Problem: Extract each line containing the string "ylabel".

BEGIN Records shown

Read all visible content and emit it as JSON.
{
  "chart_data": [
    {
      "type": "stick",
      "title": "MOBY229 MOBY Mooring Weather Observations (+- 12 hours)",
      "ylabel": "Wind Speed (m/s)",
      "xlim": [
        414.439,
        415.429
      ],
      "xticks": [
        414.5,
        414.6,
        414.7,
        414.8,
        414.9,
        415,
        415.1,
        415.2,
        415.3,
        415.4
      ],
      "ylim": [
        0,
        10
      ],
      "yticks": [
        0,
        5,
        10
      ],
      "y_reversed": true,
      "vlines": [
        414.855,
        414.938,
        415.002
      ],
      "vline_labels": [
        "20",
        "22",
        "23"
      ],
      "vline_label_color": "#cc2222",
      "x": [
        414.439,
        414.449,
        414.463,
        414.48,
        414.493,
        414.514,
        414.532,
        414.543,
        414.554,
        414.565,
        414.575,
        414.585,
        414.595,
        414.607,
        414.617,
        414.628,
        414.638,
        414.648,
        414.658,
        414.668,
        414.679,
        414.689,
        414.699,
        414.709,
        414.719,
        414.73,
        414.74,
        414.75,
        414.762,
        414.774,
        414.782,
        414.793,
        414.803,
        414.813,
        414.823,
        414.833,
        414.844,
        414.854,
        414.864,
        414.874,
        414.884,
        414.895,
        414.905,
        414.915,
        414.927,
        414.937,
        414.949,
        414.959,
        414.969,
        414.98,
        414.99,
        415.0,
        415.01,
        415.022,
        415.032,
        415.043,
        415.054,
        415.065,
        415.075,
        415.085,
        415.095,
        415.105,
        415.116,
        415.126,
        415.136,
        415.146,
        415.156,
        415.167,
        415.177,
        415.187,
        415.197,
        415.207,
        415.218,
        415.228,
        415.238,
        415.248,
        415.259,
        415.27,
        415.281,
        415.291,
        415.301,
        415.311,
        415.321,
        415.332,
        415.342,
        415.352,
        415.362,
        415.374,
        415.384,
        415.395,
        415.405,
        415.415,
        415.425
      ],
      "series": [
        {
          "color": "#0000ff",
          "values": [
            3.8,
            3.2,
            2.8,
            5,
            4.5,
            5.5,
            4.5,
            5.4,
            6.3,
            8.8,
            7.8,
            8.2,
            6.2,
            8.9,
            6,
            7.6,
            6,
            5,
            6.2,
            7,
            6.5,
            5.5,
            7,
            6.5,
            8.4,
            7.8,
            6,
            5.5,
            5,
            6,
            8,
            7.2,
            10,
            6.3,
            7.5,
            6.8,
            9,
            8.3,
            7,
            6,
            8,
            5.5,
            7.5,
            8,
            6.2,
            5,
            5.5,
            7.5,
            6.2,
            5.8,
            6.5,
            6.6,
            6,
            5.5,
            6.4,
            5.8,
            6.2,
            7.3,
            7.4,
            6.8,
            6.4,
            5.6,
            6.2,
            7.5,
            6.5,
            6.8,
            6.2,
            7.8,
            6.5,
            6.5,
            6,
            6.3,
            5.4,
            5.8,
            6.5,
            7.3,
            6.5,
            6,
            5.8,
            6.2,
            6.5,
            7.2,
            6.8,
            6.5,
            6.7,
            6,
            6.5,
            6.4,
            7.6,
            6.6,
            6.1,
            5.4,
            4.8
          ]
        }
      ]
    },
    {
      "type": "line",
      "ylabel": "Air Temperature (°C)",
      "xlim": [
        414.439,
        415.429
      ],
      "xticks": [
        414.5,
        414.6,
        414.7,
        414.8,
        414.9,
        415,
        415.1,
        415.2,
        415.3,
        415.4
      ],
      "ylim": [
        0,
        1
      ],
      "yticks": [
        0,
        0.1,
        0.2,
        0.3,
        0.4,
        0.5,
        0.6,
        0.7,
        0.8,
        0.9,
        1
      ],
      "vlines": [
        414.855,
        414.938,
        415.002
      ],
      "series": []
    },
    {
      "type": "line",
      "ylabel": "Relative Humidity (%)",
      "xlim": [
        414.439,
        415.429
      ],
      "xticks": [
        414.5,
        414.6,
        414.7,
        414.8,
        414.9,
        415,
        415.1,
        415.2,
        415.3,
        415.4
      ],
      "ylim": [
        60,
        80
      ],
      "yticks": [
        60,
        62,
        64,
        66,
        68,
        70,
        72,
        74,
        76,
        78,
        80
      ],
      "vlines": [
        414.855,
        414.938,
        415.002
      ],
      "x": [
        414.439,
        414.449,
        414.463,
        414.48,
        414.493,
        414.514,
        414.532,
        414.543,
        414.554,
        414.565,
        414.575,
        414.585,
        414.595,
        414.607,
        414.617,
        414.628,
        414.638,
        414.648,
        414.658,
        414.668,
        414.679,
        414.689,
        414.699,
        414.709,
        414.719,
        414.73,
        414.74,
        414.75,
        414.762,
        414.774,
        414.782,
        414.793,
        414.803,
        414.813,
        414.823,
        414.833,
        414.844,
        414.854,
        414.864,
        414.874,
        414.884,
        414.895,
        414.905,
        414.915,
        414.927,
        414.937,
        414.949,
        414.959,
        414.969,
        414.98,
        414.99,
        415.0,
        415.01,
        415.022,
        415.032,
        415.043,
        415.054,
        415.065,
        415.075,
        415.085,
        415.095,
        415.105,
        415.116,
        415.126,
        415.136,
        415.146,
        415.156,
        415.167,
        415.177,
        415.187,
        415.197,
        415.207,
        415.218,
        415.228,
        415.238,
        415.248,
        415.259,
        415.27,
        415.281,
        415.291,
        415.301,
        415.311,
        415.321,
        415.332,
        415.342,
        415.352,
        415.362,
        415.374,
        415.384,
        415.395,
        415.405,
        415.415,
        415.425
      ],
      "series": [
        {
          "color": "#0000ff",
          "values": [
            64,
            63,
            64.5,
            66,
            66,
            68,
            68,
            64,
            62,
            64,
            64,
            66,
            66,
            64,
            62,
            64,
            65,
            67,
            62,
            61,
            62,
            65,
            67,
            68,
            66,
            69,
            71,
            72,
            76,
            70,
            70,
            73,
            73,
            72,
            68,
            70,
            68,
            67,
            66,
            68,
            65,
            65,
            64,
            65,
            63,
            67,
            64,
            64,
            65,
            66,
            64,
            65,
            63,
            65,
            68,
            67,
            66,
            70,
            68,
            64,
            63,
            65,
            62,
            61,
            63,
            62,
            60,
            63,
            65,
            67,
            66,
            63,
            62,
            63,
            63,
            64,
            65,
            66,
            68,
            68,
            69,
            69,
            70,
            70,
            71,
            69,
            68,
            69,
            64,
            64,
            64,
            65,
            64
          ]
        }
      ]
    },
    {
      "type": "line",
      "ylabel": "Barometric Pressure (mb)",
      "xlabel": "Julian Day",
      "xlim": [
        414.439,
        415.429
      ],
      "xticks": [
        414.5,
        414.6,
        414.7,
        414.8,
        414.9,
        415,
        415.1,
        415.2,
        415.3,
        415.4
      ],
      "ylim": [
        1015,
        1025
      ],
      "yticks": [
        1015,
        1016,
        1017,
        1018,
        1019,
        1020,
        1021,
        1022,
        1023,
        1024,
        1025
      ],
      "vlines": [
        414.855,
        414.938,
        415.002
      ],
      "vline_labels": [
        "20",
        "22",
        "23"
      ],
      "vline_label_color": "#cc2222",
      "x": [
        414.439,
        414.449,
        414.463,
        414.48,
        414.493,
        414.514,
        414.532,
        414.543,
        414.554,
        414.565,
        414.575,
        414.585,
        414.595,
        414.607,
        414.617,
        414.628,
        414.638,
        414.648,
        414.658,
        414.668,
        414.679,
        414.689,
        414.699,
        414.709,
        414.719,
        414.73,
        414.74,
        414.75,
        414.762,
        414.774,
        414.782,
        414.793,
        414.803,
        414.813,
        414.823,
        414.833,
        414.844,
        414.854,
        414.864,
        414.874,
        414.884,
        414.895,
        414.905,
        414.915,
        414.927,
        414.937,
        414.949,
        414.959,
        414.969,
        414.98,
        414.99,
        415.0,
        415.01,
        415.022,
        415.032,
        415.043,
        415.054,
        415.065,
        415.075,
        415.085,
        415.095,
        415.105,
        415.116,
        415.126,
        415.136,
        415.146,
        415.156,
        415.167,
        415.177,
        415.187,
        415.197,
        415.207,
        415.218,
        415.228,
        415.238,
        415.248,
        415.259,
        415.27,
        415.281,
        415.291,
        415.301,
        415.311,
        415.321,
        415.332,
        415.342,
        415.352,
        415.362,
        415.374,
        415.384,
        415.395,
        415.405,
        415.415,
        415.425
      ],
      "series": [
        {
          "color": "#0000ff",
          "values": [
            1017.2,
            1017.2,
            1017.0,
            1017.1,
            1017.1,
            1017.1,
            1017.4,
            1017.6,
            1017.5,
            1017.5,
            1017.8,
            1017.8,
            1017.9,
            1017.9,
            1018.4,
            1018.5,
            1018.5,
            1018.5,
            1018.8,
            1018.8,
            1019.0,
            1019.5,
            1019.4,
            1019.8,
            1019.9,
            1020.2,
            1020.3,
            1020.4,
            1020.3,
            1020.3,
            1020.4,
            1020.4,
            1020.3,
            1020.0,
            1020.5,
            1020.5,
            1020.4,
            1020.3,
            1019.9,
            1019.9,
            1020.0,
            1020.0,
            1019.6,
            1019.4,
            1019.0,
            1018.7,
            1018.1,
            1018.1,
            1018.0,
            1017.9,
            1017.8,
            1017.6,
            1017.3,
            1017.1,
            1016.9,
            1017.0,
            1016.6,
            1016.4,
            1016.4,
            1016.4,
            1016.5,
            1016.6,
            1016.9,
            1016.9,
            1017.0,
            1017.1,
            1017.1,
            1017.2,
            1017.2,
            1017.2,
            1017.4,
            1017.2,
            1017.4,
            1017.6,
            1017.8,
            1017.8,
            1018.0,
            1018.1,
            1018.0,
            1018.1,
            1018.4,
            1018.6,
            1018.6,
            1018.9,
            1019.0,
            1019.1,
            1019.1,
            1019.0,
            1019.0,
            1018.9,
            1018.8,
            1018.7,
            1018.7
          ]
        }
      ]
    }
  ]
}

END Records shown

Exercise response:
      "ylabel": "Wind Speed (m/s)",
      "ylabel": "Air Temperature (°C)",
      "ylabel": "Relative Humidity (%)",
      "ylabel": "Barometric Pressure (mb)",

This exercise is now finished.